◆ Items:
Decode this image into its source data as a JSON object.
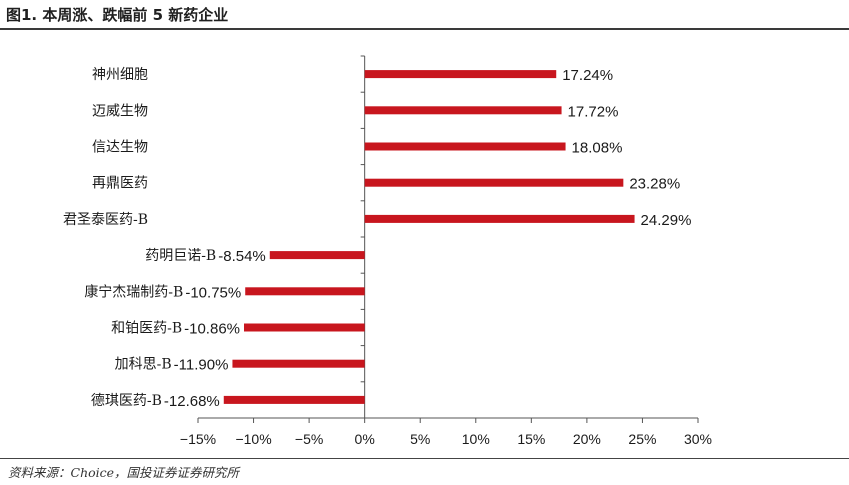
{
  "header": {
    "title": "图1. 本周涨、跌幅前 5 新药企业"
  },
  "footer": {
    "source": "资料来源：Choice，国投证券证券研究所"
  },
  "chart_data": {
    "type": "bar",
    "orientation": "horizontal",
    "categories": [
      "神州细胞",
      "迈威生物",
      "信达生物",
      "再鼎医药",
      "君圣泰医药-B",
      "药明巨诺-B",
      "康宁杰瑞制药-B",
      "和铂医药-B",
      "加科思-B",
      "德琪医药-B"
    ],
    "values": [
      17.24,
      17.72,
      18.08,
      23.28,
      24.29,
      -8.54,
      -10.75,
      -10.86,
      -11.9,
      -12.68
    ],
    "value_labels": [
      "17.24%",
      "17.72%",
      "18.08%",
      "23.28%",
      "24.29%",
      "-8.54%",
      "-10.75%",
      "-10.86%",
      "-11.90%",
      "-12.68%"
    ],
    "xticks": [
      -15,
      -10,
      -5,
      0,
      5,
      10,
      15,
      20,
      25,
      30
    ],
    "xtick_labels": [
      "−15%",
      "−10%",
      "−5%",
      "0%",
      "5%",
      "10%",
      "15%",
      "20%",
      "25%",
      "30%"
    ],
    "xlim": [
      -15,
      30
    ],
    "unit": "%",
    "title": "",
    "xlabel": "",
    "ylabel": "",
    "grid": false,
    "colors": {
      "bar": "#c8161e",
      "axis": "#555555"
    }
  }
}
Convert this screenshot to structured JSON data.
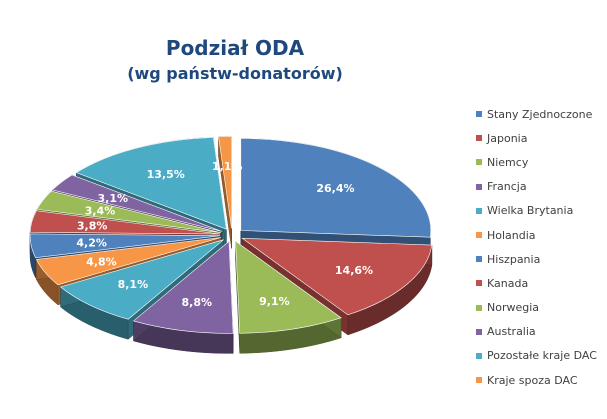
{
  "chart_data": {
    "type": "pie",
    "title": "Podział ODA",
    "subtitle": "(wg państw-donatorów)",
    "categories": [
      "Stany Zjednoczone",
      "Japonia",
      "Niemcy",
      "Francja",
      "Wielka Brytania",
      "Holandia",
      "Hiszpania",
      "Kanada",
      "Norwegia",
      "Australia",
      "Pozostałe kraje DAC",
      "Kraje spoza DAC"
    ],
    "values": [
      26.4,
      14.6,
      9.1,
      8.8,
      8.1,
      4.8,
      4.2,
      3.8,
      3.4,
      3.1,
      13.5,
      1.1
    ],
    "data_labels": [
      "26,4%",
      "14,6%",
      "9,1%",
      "8,8%",
      "8,1%",
      "4,8%",
      "4,2%",
      "3,8%",
      "3,4%",
      "3,1%",
      "13,5%",
      "1,1%"
    ],
    "colors": [
      "#4f81bd",
      "#c0504d",
      "#9bbb59",
      "#8064a2",
      "#4bacc6",
      "#f79646",
      "#4f81bd",
      "#c0504d",
      "#9bbb59",
      "#8064a2",
      "#4bacc6",
      "#f79646"
    ],
    "style": "exploded 3D pie",
    "legend_position": "right"
  }
}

◆ Description of the task: Which lines contain the word "JSON"? Return each of them.

◆ Result of the exercise:
Decode this image into its source data as a JSON object.
Convert this screenshot to structured JSON data.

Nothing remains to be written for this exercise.